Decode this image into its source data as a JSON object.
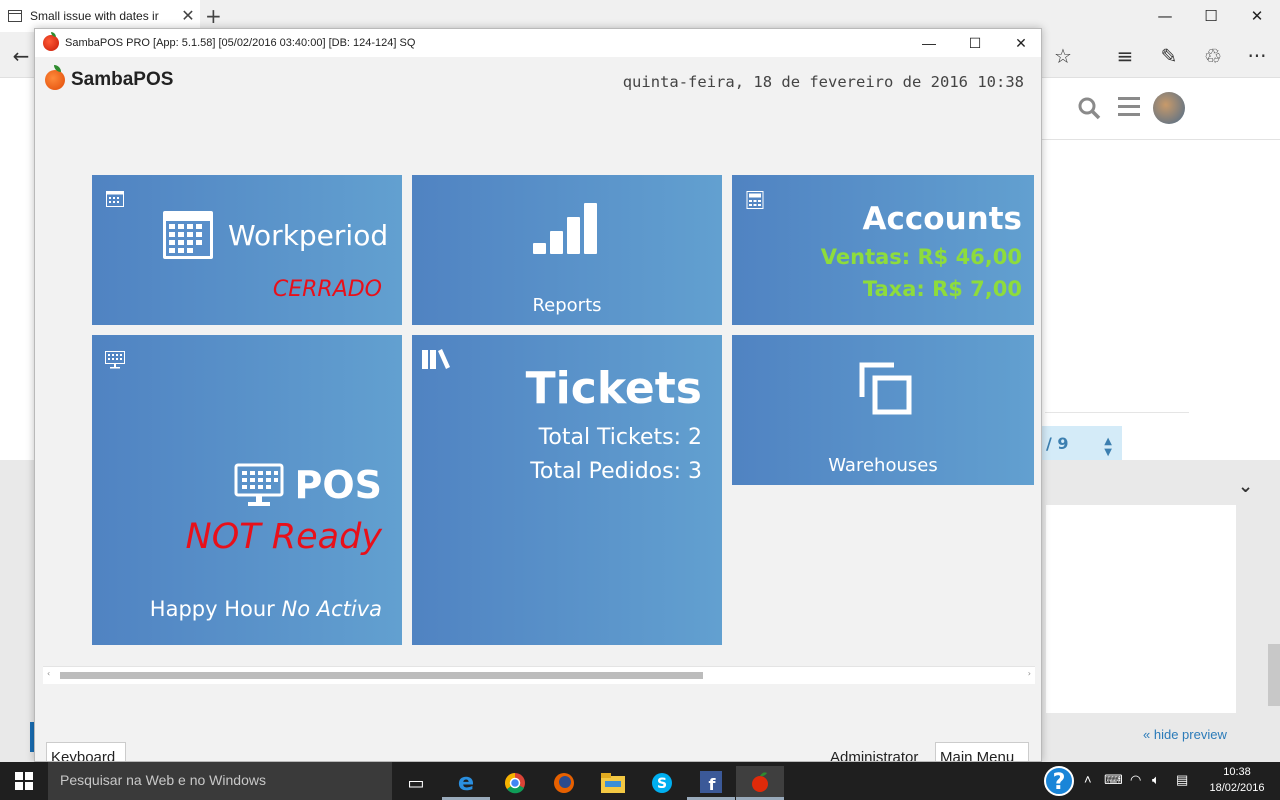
{
  "browser": {
    "tab_title": "Small issue with dates ir",
    "tab_close": "✕",
    "new_tab": "+",
    "min": "—",
    "max": "☐",
    "close": "✕"
  },
  "background_page": {
    "pager_text": "/ 9",
    "hide_preview": "« hide preview"
  },
  "app": {
    "window_title": "SambaPOS PRO [App: 5.1.58] [05/02/2016 03:40:00] [DB: 124-124] SQ",
    "logo_text": "SambaPOS",
    "datetime": "quinta-feira, 18 de fevereiro de 2016 10:38",
    "tiles": {
      "workperiod": {
        "label": "Workperiod",
        "status": "CERRADO"
      },
      "reports": {
        "label": "Reports"
      },
      "accounts": {
        "title": "Accounts",
        "line1": "Ventas: R$ 46,00",
        "line2": "Taxa: R$ 7,00"
      },
      "pos": {
        "title": "POS",
        "status": "NOT Ready",
        "happy_hour_prefix": "Happy Hour",
        "happy_hour_state": "No Activa"
      },
      "tickets": {
        "title": "Tickets",
        "line1": "Total Tickets: 2",
        "line2": "Total Pedidos: 3"
      },
      "warehouses": {
        "label": "Warehouses"
      }
    },
    "scroll_fraction": 0.0,
    "footer": {
      "keyboard": "Keyboard",
      "user": "Administrator",
      "main_menu": "Main Menu"
    }
  },
  "taskbar": {
    "search_placeholder": "Pesquisar na Web e no Windows",
    "help": "?",
    "clock_time": "10:38",
    "clock_date": "18/02/2016"
  },
  "colors": {
    "tile_gradient_start": "#5083c2",
    "tile_gradient_end": "#62a0d0",
    "status_red": "#e8101a",
    "accounts_green": "#8edc3c"
  }
}
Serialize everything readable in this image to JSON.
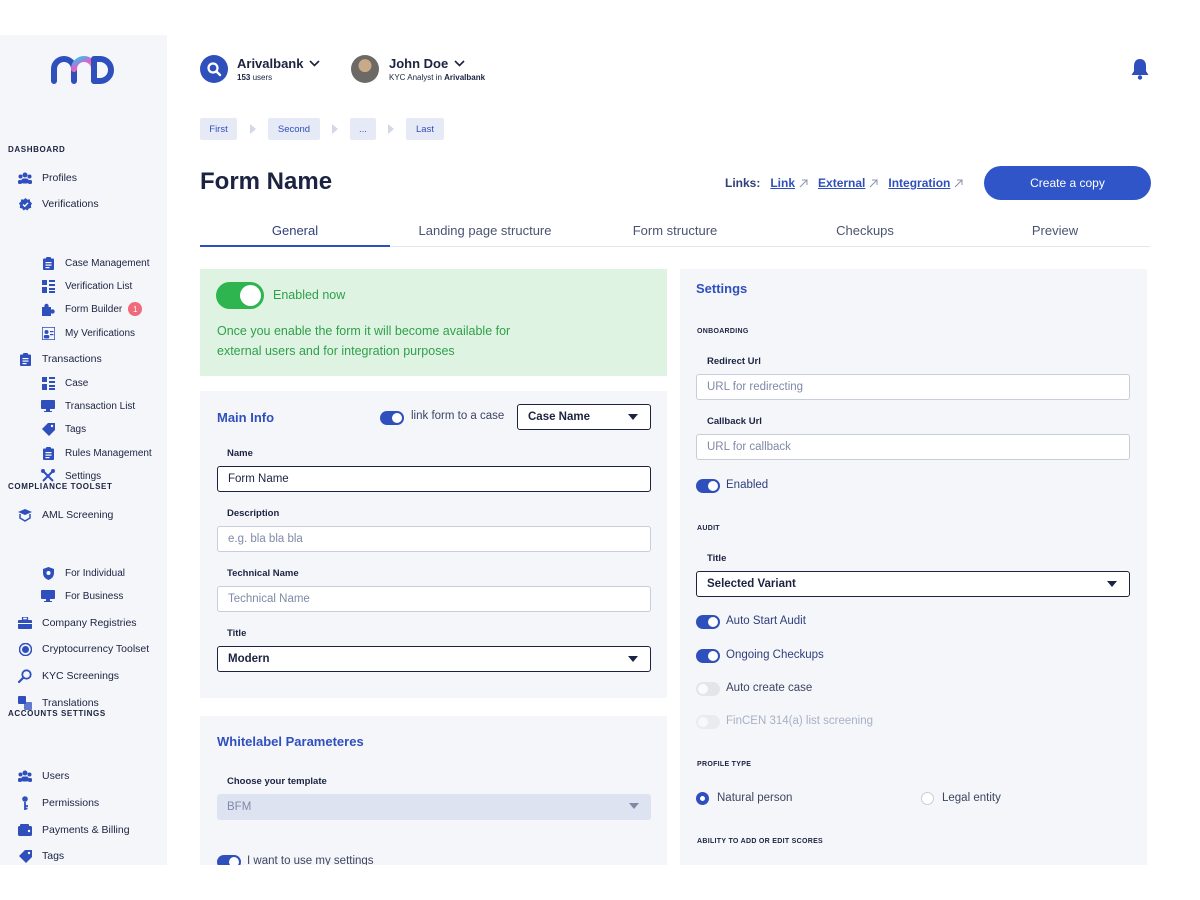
{
  "sidebar": {
    "sections": {
      "dashboard": "DASHBOARD",
      "compliance": "COMPLIANCE TOOLSET",
      "accounts": "ACCOUNTS SETTINGS"
    },
    "items": {
      "profiles": "Profiles",
      "verifications": "Verifications",
      "case_management": "Case Management",
      "verification_list": "Verification List",
      "form_builder": "Form Builder",
      "form_builder_badge": "1",
      "my_verifications": "My Verifications",
      "transactions": "Transactions",
      "case": "Case",
      "transaction_list": "Transaction List",
      "tags": "Tags",
      "rules_management": "Rules Management",
      "settings": "Settings",
      "aml_screening": "AML Screening",
      "for_individual": "For Individual",
      "for_business": "For Business",
      "company_registries": "Company Registries",
      "crypto_toolset": "Cryptocurrency Toolset",
      "kyc_screenings": "KYC Screenings",
      "translations": "Translations",
      "users": "Users",
      "permissions": "Permissions",
      "payments_billing": "Payments & Billing",
      "tags2": "Tags"
    }
  },
  "header": {
    "org_name": "Arivalbank",
    "org_users_count": "153",
    "org_users_suffix": " users",
    "user_name": "John Doe",
    "user_role_prefix": "KYC Analyst in ",
    "user_role_org": "Arivalbank"
  },
  "breadcrumb": [
    "First",
    "Second",
    "...",
    "Last"
  ],
  "page": {
    "title": "Form Name",
    "links_label": "Links:",
    "links": [
      "Link",
      "External",
      "Integration"
    ],
    "copy_button": "Create a copy"
  },
  "tabs": [
    "General",
    "Landing page structure",
    "Form structure",
    "Checkups",
    "Preview"
  ],
  "enable": {
    "label": "Enabled now",
    "description": "Once you enable the form it will become available for external users and for integration purposes",
    "on": true
  },
  "main_info": {
    "title": "Main Info",
    "link_toggle_label": "link form to a case",
    "case_select": "Case Name",
    "name_label": "Name",
    "name_value": "Form Name",
    "description_label": "Description",
    "description_placeholder": "e.g. bla bla bla",
    "technical_label": "Technical Name",
    "technical_placeholder": "Technical Name",
    "title_label": "Title",
    "title_value": "Modern"
  },
  "whitelabel": {
    "title": "Whitelabel Parameteres",
    "template_label": "Choose your template",
    "template_value": "BFM",
    "own_settings_label": "I want to use my settings"
  },
  "settings": {
    "title": "Settings",
    "onboarding_caption": "ONBOARDING",
    "redirect_label": "Redirect Url",
    "redirect_placeholder": "URL for redirecting",
    "callback_label": "Callback Url",
    "callback_placeholder": "URL for callback",
    "enabled_label": "Enabled",
    "audit_caption": "AUDIT",
    "audit_title_label": "Title",
    "audit_title_value": "Selected Variant",
    "auto_start_audit": "Auto Start Audit",
    "ongoing_checkups": "Ongoing Checkups",
    "auto_create_case": "Auto create case",
    "fincen": "FinCEN 314(a) list screening",
    "profile_type_caption": "PROFILE TYPE",
    "natural_person": "Natural person",
    "legal_entity": "Legal entity",
    "scores_caption": "ABILITY TO ADD OR EDIT SCORES"
  },
  "colors": {
    "accent": "#2f4fbd",
    "success": "#2fb550",
    "badge": "#f06a7a",
    "panel_bg": "#f4f6fa"
  },
  "icons": [
    "org-search-icon",
    "bell-icon",
    "chevron-down-icon",
    "link-icon"
  ]
}
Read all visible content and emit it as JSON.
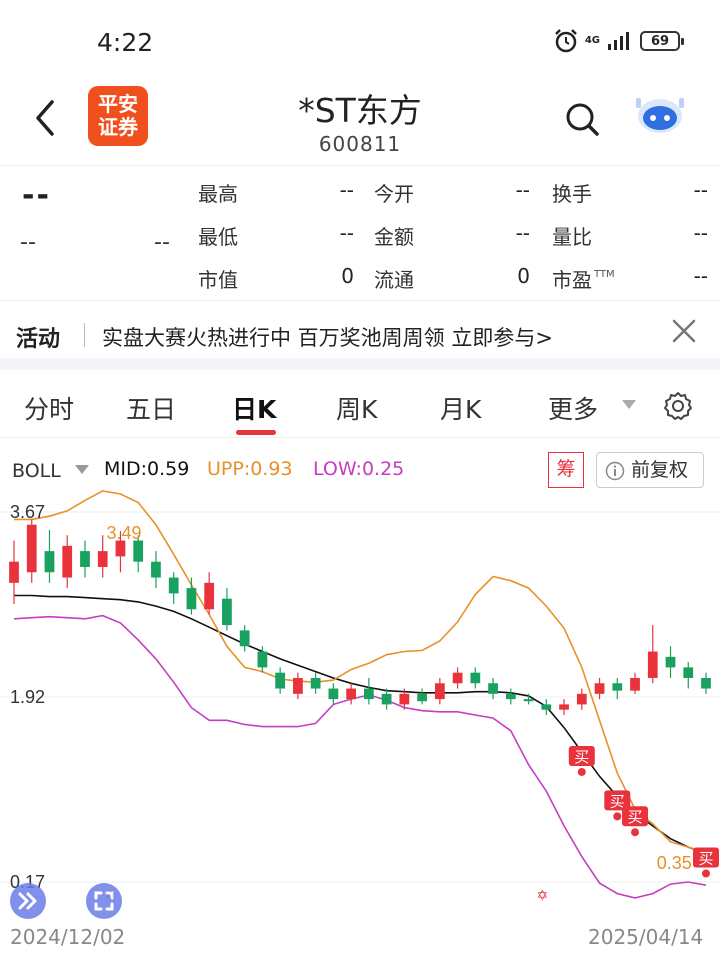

» Exercise
Restate the whole of the material word for word without the pictures.

» Solution for this task
Decode this image into its source data as a JSON object.
{
  "browser": {
    "tab_title": "Small issue with dates ir",
    "tab_close": "✕",
    "new_tab": "+",
    "min": "—",
    "max": "☐",
    "close": "✕"
  },
  "background_page": {
    "pager_text": "/ 9",
    "hide_preview": "« hide preview"
  },
  "app": {
    "window_title": "SambaPOS PRO [App: 5.1.58] [05/02/2016 03:40:00] [DB: 124-124] SQ",
    "logo_text": "SambaPOS",
    "datetime": "quinta-feira, 18 de fevereiro de 2016 10:38",
    "tiles": {
      "workperiod": {
        "label": "Workperiod",
        "status": "CERRADO"
      },
      "reports": {
        "label": "Reports"
      },
      "accounts": {
        "title": "Accounts",
        "line1": "Ventas: R$ 46,00",
        "line2": "Taxa: R$ 7,00"
      },
      "pos": {
        "title": "POS",
        "status": "NOT Ready",
        "happy_hour_prefix": "Happy Hour",
        "happy_hour_state": "No Activa"
      },
      "tickets": {
        "title": "Tickets",
        "line1": "Total Tickets: 2",
        "line2": "Total Pedidos: 3"
      },
      "warehouses": {
        "label": "Warehouses"
      }
    },
    "scroll_fraction": 0.0,
    "footer": {
      "keyboard": "Keyboard",
      "user": "Administrator",
      "main_menu": "Main Menu"
    }
  },
  "taskbar": {
    "search_placeholder": "Pesquisar na Web e no Windows",
    "help": "?",
    "clock_time": "10:38",
    "clock_date": "18/02/2016"
  },
  "colors": {
    "tile_gradient_start": "#5083c2",
    "tile_gradient_end": "#62a0d0",
    "status_red": "#e8101a",
    "accounts_green": "#8edc3c"
  }
}
Serialize everything readable in this image to JSON.
{
  "sidebar": {
    "sections": {
      "dashboard": "DASHBOARD",
      "compliance": "COMPLIANCE TOOLSET",
      "accounts": "ACCOUNTS SETTINGS"
    },
    "items": {
      "profiles": "Profiles",
      "verifications": "Verifications",
      "case_management": "Case Management",
      "verification_list": "Verification List",
      "form_builder": "Form Builder",
      "form_builder_badge": "1",
      "my_verifications": "My Verifications",
      "transactions": "Transactions",
      "case": "Case",
      "transaction_list": "Transaction List",
      "tags": "Tags",
      "rules_management": "Rules Management",
      "settings": "Settings",
      "aml_screening": "AML Screening",
      "for_individual": "For Individual",
      "for_business": "For Business",
      "company_registries": "Company Registries",
      "crypto_toolset": "Cryptocurrency Toolset",
      "kyc_screenings": "KYC Screenings",
      "translations": "Translations",
      "users": "Users",
      "permissions": "Permissions",
      "payments_billing": "Payments & Billing",
      "tags2": "Tags"
    }
  },
  "header": {
    "org_name": "Arivalbank",
    "org_users_count": "153",
    "org_users_suffix": " users",
    "user_name": "John Doe",
    "user_role_prefix": "KYC Analyst in ",
    "user_role_org": "Arivalbank"
  },
  "breadcrumb": [
    "First",
    "Second",
    "...",
    "Last"
  ],
  "page": {
    "title": "Form Name",
    "links_label": "Links:",
    "links": [
      "Link",
      "External",
      "Integration"
    ],
    "copy_button": "Create a copy"
  },
  "tabs": [
    "General",
    "Landing page structure",
    "Form structure",
    "Checkups",
    "Preview"
  ],
  "enable": {
    "label": "Enabled now",
    "description": "Once you enable the form it will become available for external users and for integration purposes",
    "on": true
  },
  "main_info": {
    "title": "Main Info",
    "link_toggle_label": "link form to a case",
    "case_select": "Case Name",
    "name_label": "Name",
    "name_value": "Form Name",
    "description_label": "Description",
    "description_placeholder": "e.g. bla bla bla",
    "technical_label": "Technical Name",
    "technical_placeholder": "Technical Name",
    "title_label": "Title",
    "title_value": "Modern"
  },
  "whitelabel": {
    "title": "Whitelabel Parameteres",
    "template_label": "Choose your template",
    "template_value": "BFM",
    "own_settings_label": "I want to use my settings"
  },
  "settings": {
    "title": "Settings",
    "onboarding_caption": "ONBOARDING",
    "redirect_label": "Redirect Url",
    "redirect_placeholder": "URL for redirecting",
    "callback_label": "Callback Url",
    "callback_placeholder": "URL for callback",
    "enabled_label": "Enabled",
    "audit_caption": "AUDIT",
    "audit_title_label": "Title",
    "audit_title_value": "Selected Variant",
    "auto_start_audit": "Auto Start Audit",
    "ongoing_checkups": "Ongoing Checkups",
    "auto_create_case": "Auto create case",
    "fincen": "FinCEN 314(a) list screening",
    "profile_type_caption": "PROFILE TYPE",
    "natural_person": "Natural person",
    "legal_entity": "Legal entity",
    "scores_caption": "ABILITY TO ADD OR EDIT SCORES"
  },
  "colors": {
    "accent": "#2f4fbd",
    "success": "#2fb550",
    "badge": "#f06a7a",
    "panel_bg": "#f4f6fa"
  },
  "icons": [
    "org-search-icon",
    "bell-icon",
    "chevron-down-icon",
    "link-icon"
  ]
}
Read all visible content and emit it as JSON.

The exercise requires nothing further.